▸ **OBJECTIVE**
Give only one thing: the number of lines that include the word "JSON".

▸ **RECORDS PROVIDED**
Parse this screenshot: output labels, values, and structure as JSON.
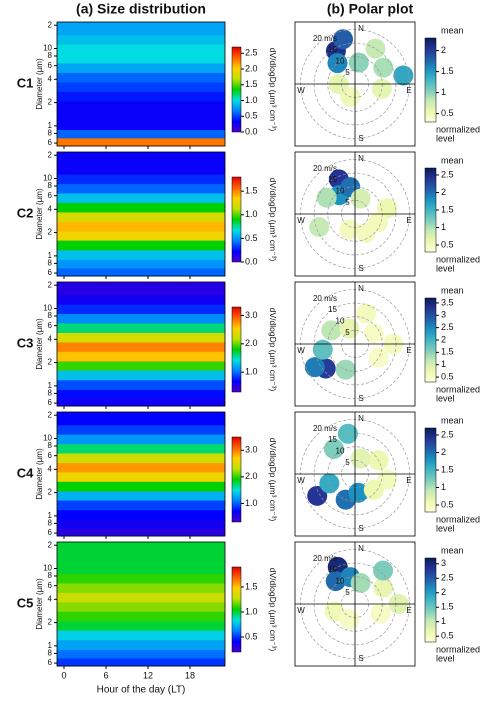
{
  "titles": [
    "(a) Size distribution",
    "(b) Polar plot"
  ],
  "chart_data": {
    "type": "heatmap-polar",
    "y_label": "Diameter (µm)",
    "x_label": "Hour of the day (LT)",
    "xlim": [
      -1,
      23
    ],
    "xticks": [
      0,
      6,
      12,
      18
    ],
    "ylim": [
      0.55,
      22
    ],
    "log_y": true,
    "yticks": [
      {
        "value": 20,
        "label": "2"
      },
      10,
      8,
      6,
      4,
      2,
      1,
      {
        "value": 0.8,
        "label": "8"
      },
      {
        "value": 0.6,
        "label": "6"
      }
    ],
    "size_bins": [
      0.55,
      0.7,
      0.9,
      1.2,
      1.6,
      2.1,
      2.8,
      3.7,
      4.9,
      6.5,
      8.6,
      11.4,
      15,
      22
    ],
    "colorbar_label": "dV/dlogDp (µm³ cm⁻³)",
    "colormap": [
      "#5000c8",
      "#0000ff",
      "#0080ff",
      "#00e0e0",
      "#00d000",
      "#c0e000",
      "#ffd000",
      "#ff6000",
      "#e00000"
    ],
    "polar_colormap": [
      "#ffffd9",
      "#edf8b1",
      "#c7e9b4",
      "#7fcdbb",
      "#41b6c4",
      "#1d91c0",
      "#225ea8",
      "#253494",
      "#081d58"
    ],
    "polar": {
      "directions": [
        "N",
        "E",
        "S",
        "W"
      ],
      "rlim": [
        0,
        22
      ],
      "rings": [
        5,
        10,
        15,
        {
          "value": 20,
          "label": "20 m/s"
        }
      ],
      "mean_label": "mean",
      "normalized_label": [
        "normalized",
        "level"
      ]
    },
    "panels": [
      {
        "name": "C1",
        "profile": [
          2.3,
          0.6,
          0.3,
          0.3,
          0.3,
          0.4,
          0.5,
          0.6,
          0.8,
          1.0,
          1.0,
          0.9,
          0.8
        ],
        "clim": [
          0,
          2.7
        ],
        "cticks": [
          {
            "value": 0,
            "label": "0.0"
          },
          0.5,
          {
            "value": 1,
            "label": "1.0"
          },
          1.5,
          {
            "value": 2,
            "label": "2.0"
          },
          2.5
        ],
        "polar_clim": [
          0.3,
          2.3
        ],
        "polar_cticks": [
          0.5,
          1,
          1.5,
          2
        ],
        "polar_points": [
          [
            330,
            14,
            2.1
          ],
          [
            320,
            10,
            1.6
          ],
          [
            345,
            17,
            1.8
          ],
          [
            10,
            8,
            1.0
          ],
          [
            60,
            12,
            0.9
          ],
          [
            80,
            18,
            1.4
          ],
          [
            100,
            10,
            0.6
          ],
          [
            200,
            5,
            0.5
          ],
          [
            270,
            6,
            0.6
          ],
          [
            30,
            15,
            0.8
          ]
        ]
      },
      {
        "name": "C2",
        "profile": [
          0.4,
          0.5,
          0.6,
          0.9,
          1.3,
          1.4,
          1.2,
          0.9,
          0.6,
          0.4,
          0.3,
          0.2,
          0.2
        ],
        "clim": [
          0,
          1.8
        ],
        "cticks": [
          {
            "value": 0,
            "label": "0.0"
          },
          0.5,
          {
            "value": 1,
            "label": "1.0"
          },
          1.5
        ],
        "polar_clim": [
          0.3,
          2.7
        ],
        "polar_cticks": [
          0.5,
          1,
          1.5,
          2,
          2.5
        ],
        "polar_points": [
          [
            335,
            14,
            2.4
          ],
          [
            320,
            9,
            1.8
          ],
          [
            350,
            10,
            2.0
          ],
          [
            300,
            12,
            1.0
          ],
          [
            20,
            6,
            0.8
          ],
          [
            80,
            12,
            0.6
          ],
          [
            110,
            9,
            0.5
          ],
          [
            250,
            14,
            0.9
          ],
          [
            200,
            6,
            0.5
          ],
          [
            150,
            8,
            0.5
          ]
        ]
      },
      {
        "name": "C3",
        "profile": [
          0.6,
          0.7,
          0.9,
          1.3,
          1.9,
          2.6,
          2.8,
          2.3,
          1.6,
          1.1,
          0.8,
          0.6,
          0.5
        ],
        "clim": [
          0.3,
          3.3
        ],
        "cticks": [
          {
            "value": 1,
            "label": "1.0"
          },
          {
            "value": 2,
            "label": "2.0"
          },
          {
            "value": 3,
            "label": "3.0"
          }
        ],
        "polar_clim": [
          0.3,
          3.7
        ],
        "polar_cticks": [
          0.5,
          1,
          1.5,
          2,
          2.5,
          3,
          3.5
        ],
        "polar_points": [
          [
            230,
            14,
            3.2
          ],
          [
            240,
            17,
            2.6
          ],
          [
            260,
            12,
            1.8
          ],
          [
            300,
            10,
            1.2
          ],
          [
            340,
            6,
            0.8
          ],
          [
            60,
            8,
            0.5
          ],
          [
            90,
            14,
            0.6
          ],
          [
            120,
            10,
            0.5
          ],
          [
            200,
            10,
            1.4
          ],
          [
            20,
            12,
            0.6
          ]
        ]
      },
      {
        "name": "C4",
        "profile": [
          0.5,
          0.6,
          0.7,
          0.9,
          1.3,
          1.9,
          2.6,
          2.9,
          2.4,
          1.7,
          1.2,
          0.9,
          0.7
        ],
        "clim": [
          0.3,
          3.5
        ],
        "cticks": [
          {
            "value": 1,
            "label": "1.0"
          },
          {
            "value": 2,
            "label": "2.0"
          },
          {
            "value": 3,
            "label": "3.0"
          }
        ],
        "polar_clim": [
          0.3,
          2.7
        ],
        "polar_cticks": [
          0.5,
          1,
          1.5,
          2,
          2.5
        ],
        "polar_points": [
          [
            240,
            16,
            2.4
          ],
          [
            200,
            10,
            2.0
          ],
          [
            170,
            7,
            1.8
          ],
          [
            250,
            10,
            1.6
          ],
          [
            320,
            12,
            1.2
          ],
          [
            350,
            15,
            1.4
          ],
          [
            60,
            10,
            0.6
          ],
          [
            100,
            12,
            0.5
          ],
          [
            130,
            9,
            0.6
          ],
          [
            20,
            6,
            0.7
          ]
        ]
      },
      {
        "name": "C5",
        "profile": [
          0.5,
          0.6,
          0.7,
          0.8,
          1.0,
          1.1,
          1.2,
          1.3,
          1.2,
          1.1,
          1.0,
          1.0,
          1.0
        ],
        "clim": [
          0.2,
          1.9
        ],
        "cticks": [
          0.5,
          {
            "value": 1,
            "label": "1.0"
          },
          1.5
        ],
        "polar_clim": [
          0.3,
          3.2
        ],
        "polar_cticks": [
          0.5,
          1,
          1.5,
          2,
          2.5,
          3
        ],
        "polar_points": [
          [
            335,
            15,
            3.0
          ],
          [
            320,
            11,
            2.4
          ],
          [
            350,
            10,
            2.2
          ],
          [
            15,
            8,
            1.2
          ],
          [
            60,
            12,
            0.7
          ],
          [
            90,
            16,
            0.8
          ],
          [
            110,
            10,
            0.5
          ],
          [
            250,
            8,
            0.6
          ],
          [
            200,
            6,
            0.5
          ],
          [
            40,
            16,
            1.4
          ]
        ]
      }
    ]
  }
}
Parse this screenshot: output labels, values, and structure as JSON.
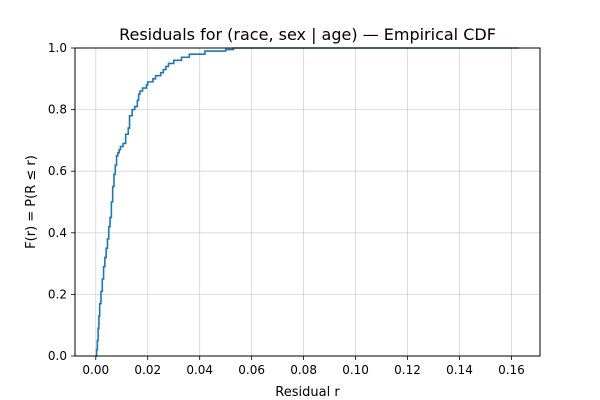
{
  "chart_data": {
    "type": "line",
    "title": "Residuals for (race, sex | age) — Empirical CDF",
    "xlabel": "Residual r",
    "ylabel": "F(r) = P(R ≤ r)",
    "xlim": [
      -0.008,
      0.171
    ],
    "ylim": [
      0.0,
      1.0
    ],
    "xticks": [
      0.0,
      0.02,
      0.04,
      0.06,
      0.08,
      0.1,
      0.12,
      0.14,
      0.16
    ],
    "xtick_labels": [
      "0.00",
      "0.02",
      "0.04",
      "0.06",
      "0.08",
      "0.10",
      "0.12",
      "0.14",
      "0.16"
    ],
    "yticks": [
      0.0,
      0.2,
      0.4,
      0.6,
      0.8,
      1.0
    ],
    "ytick_labels": [
      "0.0",
      "0.2",
      "0.4",
      "0.6",
      "0.8",
      "1.0"
    ],
    "grid": true,
    "step": true,
    "line_color": "#1f77b4",
    "series": [
      {
        "x": [
          0.0,
          0.0003,
          0.0006,
          0.0009,
          0.0012,
          0.0015,
          0.002,
          0.0025,
          0.003,
          0.0035,
          0.004,
          0.0045,
          0.005,
          0.0055,
          0.006,
          0.0065,
          0.007,
          0.0075,
          0.008,
          0.0085,
          0.009,
          0.0095,
          0.0105,
          0.0115,
          0.0125,
          0.013,
          0.014,
          0.015,
          0.016,
          0.0165,
          0.017,
          0.0175,
          0.018,
          0.019,
          0.0195,
          0.02,
          0.021,
          0.022,
          0.023,
          0.024,
          0.025,
          0.026,
          0.027,
          0.028,
          0.029,
          0.03,
          0.031,
          0.033,
          0.035,
          0.036,
          0.038,
          0.04,
          0.042,
          0.045,
          0.048,
          0.05,
          0.052,
          0.053,
          0.055,
          0.06,
          0.07,
          0.08,
          0.1,
          0.12,
          0.14,
          0.163
        ],
        "y": [
          0.0,
          0.02,
          0.05,
          0.09,
          0.13,
          0.17,
          0.21,
          0.25,
          0.29,
          0.32,
          0.35,
          0.38,
          0.42,
          0.45,
          0.5,
          0.55,
          0.59,
          0.62,
          0.65,
          0.66,
          0.67,
          0.68,
          0.69,
          0.72,
          0.74,
          0.78,
          0.8,
          0.81,
          0.83,
          0.85,
          0.86,
          0.86,
          0.87,
          0.87,
          0.88,
          0.89,
          0.89,
          0.9,
          0.91,
          0.91,
          0.92,
          0.93,
          0.94,
          0.95,
          0.95,
          0.96,
          0.96,
          0.97,
          0.97,
          0.98,
          0.98,
          0.98,
          0.99,
          0.99,
          0.99,
          0.995,
          0.995,
          1.0,
          1.0,
          1.0,
          1.0,
          1.0,
          1.0,
          1.0,
          1.0,
          1.0
        ]
      }
    ]
  }
}
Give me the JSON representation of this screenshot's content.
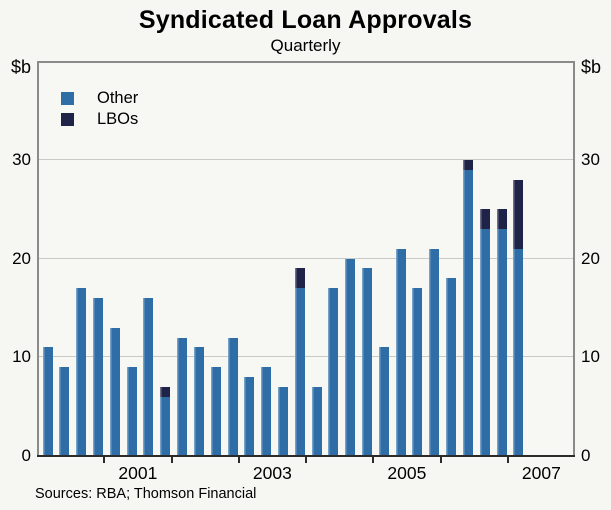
{
  "header": {
    "title": "Syndicated Loan Approvals",
    "subtitle": "Quarterly"
  },
  "chart_data": {
    "type": "bar",
    "stacked": true,
    "title": "Syndicated Loan Approvals",
    "subtitle": "Quarterly",
    "unit_label": "$b",
    "ylim": [
      0,
      40
    ],
    "yticks": [
      0,
      10,
      20,
      30
    ],
    "grid": "horizontal",
    "legend_position": "top-left",
    "x_year_labels": [
      "2001",
      "2003",
      "2005",
      "2007"
    ],
    "quarters": [
      "2000 Q1",
      "2000 Q2",
      "2000 Q3",
      "2000 Q4",
      "2001 Q1",
      "2001 Q2",
      "2001 Q3",
      "2001 Q4",
      "2002 Q1",
      "2002 Q2",
      "2002 Q3",
      "2002 Q4",
      "2003 Q1",
      "2003 Q2",
      "2003 Q3",
      "2003 Q4",
      "2004 Q1",
      "2004 Q2",
      "2004 Q3",
      "2004 Q4",
      "2005 Q1",
      "2005 Q2",
      "2005 Q3",
      "2005 Q4",
      "2006 Q1",
      "2006 Q2",
      "2006 Q3",
      "2006 Q4",
      "2007 Q1"
    ],
    "totals": [
      11,
      9,
      17,
      16,
      13,
      9,
      16,
      7,
      12,
      11,
      9,
      12,
      8,
      9,
      7,
      19,
      7,
      17,
      20,
      19,
      11,
      21,
      17,
      21,
      18,
      30,
      25,
      25,
      28
    ],
    "series": [
      {
        "name": "Other",
        "color": "#2e6da6",
        "values": [
          11,
          9,
          17,
          16,
          13,
          9,
          16,
          6,
          12,
          11,
          9,
          12,
          8,
          9,
          7,
          17,
          7,
          17,
          20,
          19,
          11,
          21,
          17,
          21,
          18,
          29,
          23,
          23,
          21
        ]
      },
      {
        "name": "LBOs",
        "color": "#1f2347",
        "values": [
          0,
          0,
          0,
          0,
          0,
          0,
          0,
          1,
          0,
          0,
          0,
          0,
          0,
          0,
          0,
          2,
          0,
          0,
          0,
          0,
          0,
          0,
          0,
          0,
          0,
          1,
          2,
          2,
          7
        ]
      }
    ]
  },
  "footer": {
    "source": "Sources: RBA; Thomson Financial"
  }
}
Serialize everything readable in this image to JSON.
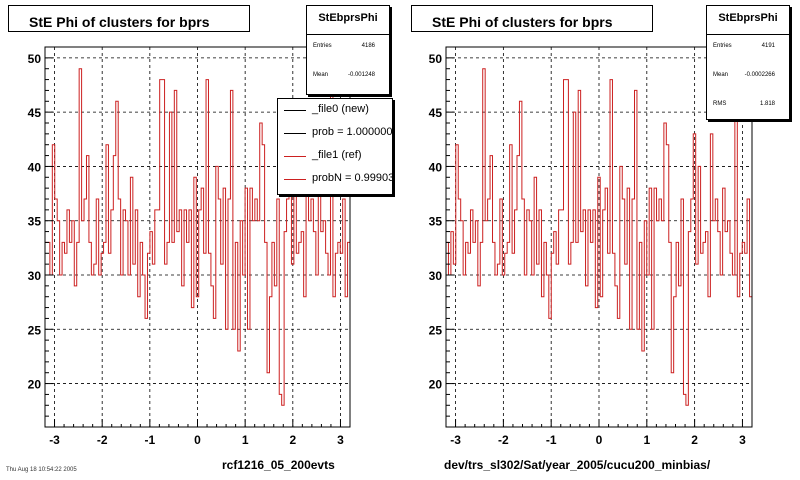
{
  "charts": [
    {
      "title": "StE Phi of clusters for bprs",
      "xcaption": "rcf1216_05_200evts",
      "stats": {
        "name": "StEbprsPhi",
        "rows": [
          {
            "label": "Entries",
            "value": "4186"
          },
          {
            "label": "Mean",
            "value": "-0.001248"
          }
        ]
      },
      "legend": [
        {
          "text": "_file0 (new)",
          "color": "#000000"
        },
        {
          "text": "prob = 1.000000",
          "color": "#000000"
        },
        {
          "text": "_file1 (ref)",
          "color": "#cc2020"
        },
        {
          "text": "probN = 0.999032",
          "color": "#cc2020"
        }
      ]
    },
    {
      "title": "StE Phi of clusters for bprs",
      "xcaption": "dev/trs_sl302/Sat/year_2005/cucu200_minbias/",
      "stats": {
        "name": "StEbprsPhi",
        "rows": [
          {
            "label": "Entries",
            "value": "4191"
          },
          {
            "label": "Mean",
            "value": "-0.0002266"
          },
          {
            "label": "RMS",
            "value": "1.818"
          }
        ]
      }
    }
  ],
  "footer": "Thu Aug 18 10:54:22 2005",
  "line_color": "#cc2020",
  "chart_data": [
    {
      "type": "line",
      "title": "StE Phi of clusters for bprs",
      "xlabel": "rcf1216_05_200evts",
      "ylabel": "",
      "xlim": [
        -3.2,
        3.2
      ],
      "ylim": [
        16,
        51
      ],
      "xticks": [
        "-3",
        "-2",
        "-1",
        "0",
        "1",
        "2",
        "3"
      ],
      "yticks": [
        "20",
        "25",
        "30",
        "35",
        "40",
        "45",
        "50"
      ],
      "grid": true,
      "legend_position": "top-right",
      "series": [
        {
          "name": "_file1 (ref)",
          "color": "#cc2020",
          "values": [
            33,
            33,
            30,
            42,
            37,
            35,
            30,
            33,
            32,
            36,
            33,
            35,
            29,
            33,
            49,
            35,
            37,
            41,
            33,
            30,
            31,
            37,
            30,
            32,
            33,
            42,
            32,
            36,
            41,
            46,
            37,
            30,
            36,
            35,
            30,
            39,
            31,
            36,
            28,
            33,
            30,
            26,
            32,
            34,
            31,
            36,
            36,
            48,
            48,
            31,
            33,
            45,
            33,
            47,
            34,
            36,
            29,
            36,
            33,
            36,
            27,
            39,
            28,
            36,
            38,
            32,
            48,
            32,
            29,
            26,
            40,
            37,
            31,
            38,
            25,
            37,
            47,
            25,
            33,
            23,
            35,
            30,
            38,
            25,
            38,
            35,
            37,
            35,
            44,
            42,
            33,
            21,
            28,
            33,
            29,
            37,
            19,
            18,
            34,
            37,
            43,
            31,
            40,
            32,
            33,
            34,
            28,
            43,
            35,
            37,
            34,
            30,
            38,
            34,
            35,
            32,
            30,
            47,
            28,
            32,
            33,
            32,
            37,
            28,
            33
          ]
        }
      ]
    },
    {
      "type": "line",
      "title": "StE Phi of clusters for bprs",
      "xlabel": "dev/trs_sl302/Sat/year_2005/cucu200_minbias/",
      "ylabel": "",
      "xlim": [
        -3.2,
        3.2
      ],
      "ylim": [
        16,
        51
      ],
      "xticks": [
        "-3",
        "-2",
        "-1",
        "0",
        "1",
        "2",
        "3"
      ],
      "yticks": [
        "20",
        "25",
        "30",
        "35",
        "40",
        "45",
        "50"
      ],
      "grid": true,
      "series": [
        {
          "name": "",
          "color": "#cc2020",
          "values": [
            33,
            30,
            34,
            31,
            42,
            37,
            35,
            30,
            33,
            32,
            36,
            33,
            35,
            29,
            33,
            49,
            35,
            37,
            41,
            33,
            30,
            31,
            37,
            30,
            32,
            33,
            42,
            32,
            36,
            41,
            46,
            37,
            30,
            36,
            35,
            30,
            39,
            31,
            36,
            28,
            33,
            30,
            26,
            32,
            34,
            31,
            36,
            36,
            48,
            48,
            31,
            33,
            45,
            33,
            47,
            34,
            36,
            29,
            36,
            33,
            36,
            27,
            39,
            28,
            36,
            38,
            32,
            48,
            32,
            29,
            26,
            40,
            37,
            31,
            38,
            25,
            37,
            47,
            25,
            33,
            23,
            35,
            30,
            38,
            25,
            38,
            35,
            37,
            35,
            44,
            42,
            33,
            21,
            28,
            33,
            29,
            37,
            19,
            18,
            34,
            37,
            43,
            31,
            40,
            32,
            33,
            34,
            28,
            43,
            35,
            37,
            34,
            30,
            38,
            34,
            35,
            32,
            30,
            47,
            28,
            32,
            33,
            32,
            37,
            28
          ]
        }
      ]
    }
  ]
}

▸ **CORRECT OUTPUT**
4